- [DATA SHOWN]
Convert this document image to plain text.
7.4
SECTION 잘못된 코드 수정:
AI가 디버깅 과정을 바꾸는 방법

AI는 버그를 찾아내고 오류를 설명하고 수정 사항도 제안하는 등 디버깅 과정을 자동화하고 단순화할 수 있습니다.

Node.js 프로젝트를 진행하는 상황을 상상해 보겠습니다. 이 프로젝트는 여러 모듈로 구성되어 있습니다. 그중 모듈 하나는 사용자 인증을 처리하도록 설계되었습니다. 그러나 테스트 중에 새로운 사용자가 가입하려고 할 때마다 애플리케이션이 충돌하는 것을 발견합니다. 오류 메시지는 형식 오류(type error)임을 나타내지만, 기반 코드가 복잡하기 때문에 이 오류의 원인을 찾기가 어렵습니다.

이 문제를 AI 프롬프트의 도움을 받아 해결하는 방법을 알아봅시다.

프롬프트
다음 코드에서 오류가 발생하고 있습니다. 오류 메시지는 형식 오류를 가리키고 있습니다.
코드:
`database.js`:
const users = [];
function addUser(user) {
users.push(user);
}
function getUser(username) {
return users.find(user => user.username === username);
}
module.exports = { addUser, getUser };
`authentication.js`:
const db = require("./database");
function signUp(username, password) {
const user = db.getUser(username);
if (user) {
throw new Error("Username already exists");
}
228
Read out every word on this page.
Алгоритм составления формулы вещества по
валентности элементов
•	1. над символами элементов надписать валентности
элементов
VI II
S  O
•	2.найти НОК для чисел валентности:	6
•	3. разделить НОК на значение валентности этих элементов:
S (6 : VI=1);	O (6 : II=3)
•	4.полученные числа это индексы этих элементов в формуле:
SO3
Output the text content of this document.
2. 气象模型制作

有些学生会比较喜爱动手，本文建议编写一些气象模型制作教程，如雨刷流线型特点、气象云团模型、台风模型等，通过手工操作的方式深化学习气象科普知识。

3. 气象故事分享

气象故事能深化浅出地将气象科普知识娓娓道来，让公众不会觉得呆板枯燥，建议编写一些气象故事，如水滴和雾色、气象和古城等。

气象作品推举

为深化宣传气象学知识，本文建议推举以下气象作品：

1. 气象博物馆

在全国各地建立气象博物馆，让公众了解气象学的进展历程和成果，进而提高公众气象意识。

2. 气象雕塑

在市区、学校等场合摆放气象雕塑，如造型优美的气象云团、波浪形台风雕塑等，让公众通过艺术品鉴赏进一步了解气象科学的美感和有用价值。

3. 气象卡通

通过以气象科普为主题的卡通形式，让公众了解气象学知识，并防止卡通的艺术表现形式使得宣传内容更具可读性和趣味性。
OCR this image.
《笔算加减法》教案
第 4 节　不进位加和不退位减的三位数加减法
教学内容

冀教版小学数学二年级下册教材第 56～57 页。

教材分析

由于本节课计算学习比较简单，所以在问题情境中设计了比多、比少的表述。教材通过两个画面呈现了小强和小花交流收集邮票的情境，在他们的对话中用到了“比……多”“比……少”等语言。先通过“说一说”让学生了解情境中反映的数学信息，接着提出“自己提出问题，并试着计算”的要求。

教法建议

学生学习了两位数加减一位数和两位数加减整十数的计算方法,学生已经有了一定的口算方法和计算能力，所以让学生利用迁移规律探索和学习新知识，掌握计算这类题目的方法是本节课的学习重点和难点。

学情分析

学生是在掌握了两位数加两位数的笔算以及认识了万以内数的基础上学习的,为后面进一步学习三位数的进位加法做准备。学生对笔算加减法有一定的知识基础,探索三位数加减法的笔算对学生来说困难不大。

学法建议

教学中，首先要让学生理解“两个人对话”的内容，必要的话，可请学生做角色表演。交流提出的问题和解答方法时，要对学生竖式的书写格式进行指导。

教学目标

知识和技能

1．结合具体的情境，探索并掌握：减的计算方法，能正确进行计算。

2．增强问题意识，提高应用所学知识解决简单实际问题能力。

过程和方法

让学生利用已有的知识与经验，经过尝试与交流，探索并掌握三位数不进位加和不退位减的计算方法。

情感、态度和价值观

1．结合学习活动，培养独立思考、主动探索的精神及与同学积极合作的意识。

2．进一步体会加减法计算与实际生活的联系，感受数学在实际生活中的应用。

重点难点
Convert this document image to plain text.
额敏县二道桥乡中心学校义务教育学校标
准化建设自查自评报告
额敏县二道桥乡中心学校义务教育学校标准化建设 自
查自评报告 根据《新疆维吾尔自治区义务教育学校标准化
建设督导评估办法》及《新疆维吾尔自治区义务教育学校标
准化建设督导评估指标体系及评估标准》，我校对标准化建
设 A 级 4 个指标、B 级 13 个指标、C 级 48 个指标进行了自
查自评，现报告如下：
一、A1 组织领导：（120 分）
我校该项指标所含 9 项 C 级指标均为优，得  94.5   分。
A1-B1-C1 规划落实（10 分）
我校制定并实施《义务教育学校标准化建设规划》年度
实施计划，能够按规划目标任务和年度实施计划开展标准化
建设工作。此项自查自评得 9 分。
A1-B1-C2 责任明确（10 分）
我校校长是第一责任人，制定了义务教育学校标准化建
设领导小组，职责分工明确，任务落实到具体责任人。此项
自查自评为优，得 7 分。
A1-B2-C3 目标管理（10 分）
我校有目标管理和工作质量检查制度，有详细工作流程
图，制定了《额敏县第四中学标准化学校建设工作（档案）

- [YOUR GOAL]
Restate the data above word for word.

- [FULL OUTPUT]
Convert this document image to plain text.
7.4
SECTION 잘못된 코드 수정:
AI가 디버깅 과정을 바꾸는 방법

AI는 버그를 찾아내고 오류를 설명하고 수정 사항도 제안하는 등 디버깅 과정을 자동화하고 단순화할 수 있습니다.

Node.js 프로젝트를 진행하는 상황을 상상해 보겠습니다. 이 프로젝트는 여러 모듈로 구성되어 있습니다. 그중 모듈 하나는 사용자 인증을 처리하도록 설계되었습니다. 그러나 테스트 중에 새로운 사용자가 가입하려고 할 때마다 애플리케이션이 충돌하는 것을 발견합니다. 오류 메시지는 형식 오류(type error)임을 나타내지만, 기반 코드가 복잡하기 때문에 이 오류의 원인을 찾기가 어렵습니다.

이 문제를 AI 프롬프트의 도움을 받아 해결하는 방법을 알아봅시다.

프롬프트
다음 코드에서 오류가 발생하고 있습니다. 오류 메시지는 형식 오류를 가리키고 있습니다.
코드:
`database.js`:
const users = [];
function addUser(user) {
users.push(user);
}
function getUser(username) {
return users.find(user => user.username === username);
}
module.exports = { addUser, getUser };
`authentication.js`:
const db = require("./database");
function signUp(username, password) {
const user = db.getUser(username);
if (user) {
throw new Error("Username already exists");
}
228
Read out every word on this page.
Алгоритм составления формулы вещества по
валентности элементов
•	1. над символами элементов надписать валентности
элементов
VI II
S  O
•	2.найти НОК для чисел валентности:	6
•	3. разделить НОК на значение валентности этих элементов:
S (6 : VI=1);	O (6 : II=3)
•	4.полученные числа это индексы этих элементов в формуле:
SO3
Output the text content of this document.
2. 气象模型制作

有些学生会比较喜爱动手，本文建议编写一些气象模型制作教程，如雨刷流线型特点、气象云团模型、台风模型等，通过手工操作的方式深化学习气象科普知识。

3. 气象故事分享

气象故事能深化浅出地将气象科普知识娓娓道来，让公众不会觉得呆板枯燥，建议编写一些气象故事，如水滴和雾色、气象和古城等。

气象作品推举

为深化宣传气象学知识，本文建议推举以下气象作品：

1. 气象博物馆

在全国各地建立气象博物馆，让公众了解气象学的进展历程和成果，进而提高公众气象意识。

2. 气象雕塑

在市区、学校等场合摆放气象雕塑，如造型优美的气象云团、波浪形台风雕塑等，让公众通过艺术品鉴赏进一步了解气象科学的美感和有用价值。

3. 气象卡通

通过以气象科普为主题的卡通形式，让公众了解气象学知识，并防止卡通的艺术表现形式使得宣传内容更具可读性和趣味性。
OCR this image.
《笔算加减法》教案
第 4 节　不进位加和不退位减的三位数加减法
教学内容

冀教版小学数学二年级下册教材第 56～57 页。

教材分析

由于本节课计算学习比较简单，所以在问题情境中设计了比多、比少的表述。教材通过两个画面呈现了小强和小花交流收集邮票的情境，在他们的对话中用到了“比……多”“比……少”等语言。先通过“说一说”让学生了解情境中反映的数学信息，接着提出“自己提出问题，并试着计算”的要求。

教法建议

学生学习了两位数加减一位数和两位数加减整十数的计算方法,学生已经有了一定的口算方法和计算能力，所以让学生利用迁移规律探索和学习新知识，掌握计算这类题目的方法是本节课的学习重点和难点。

学情分析

学生是在掌握了两位数加两位数的笔算以及认识了万以内数的基础上学习的,为后面进一步学习三位数的进位加法做准备。学生对笔算加减法有一定的知识基础,探索三位数加减法的笔算对学生来说困难不大。

学法建议

教学中，首先要让学生理解“两个人对话”的内容，必要的话，可请学生做角色表演。交流提出的问题和解答方法时，要对学生竖式的书写格式进行指导。

教学目标

知识和技能

1．结合具体的情境，探索并掌握：减的计算方法，能正确进行计算。

2．增强问题意识，提高应用所学知识解决简单实际问题能力。

过程和方法

让学生利用已有的知识与经验，经过尝试与交流，探索并掌握三位数不进位加和不退位减的计算方法。

情感、态度和价值观

1．结合学习活动，培养独立思考、主动探索的精神及与同学积极合作的意识。

2．进一步体会加减法计算与实际生活的联系，感受数学在实际生活中的应用。

重点难点
Convert this document image to plain text.
额敏县二道桥乡中心学校义务教育学校标
准化建设自查自评报告
额敏县二道桥乡中心学校义务教育学校标准化建设 自
查自评报告 根据《新疆维吾尔自治区义务教育学校标准化
建设督导评估办法》及《新疆维吾尔自治区义务教育学校标
准化建设督导评估指标体系及评估标准》，我校对标准化建
设 A 级 4 个指标、B 级 13 个指标、C 级 48 个指标进行了自
查自评，现报告如下：
一、A1 组织领导：（120 分）
我校该项指标所含 9 项 C 级指标均为优，得  94.5   分。
A1-B1-C1 规划落实（10 分）
我校制定并实施《义务教育学校标准化建设规划》年度
实施计划，能够按规划目标任务和年度实施计划开展标准化
建设工作。此项自查自评得 9 分。
A1-B1-C2 责任明确（10 分）
我校校长是第一责任人，制定了义务教育学校标准化建
设领导小组，职责分工明确，任务落实到具体责任人。此项
自查自评为优，得 7 分。
A1-B2-C3 目标管理（10 分）
我校有目标管理和工作质量检查制度，有详细工作流程
图，制定了《额敏县第四中学标准化学校建设工作（档案）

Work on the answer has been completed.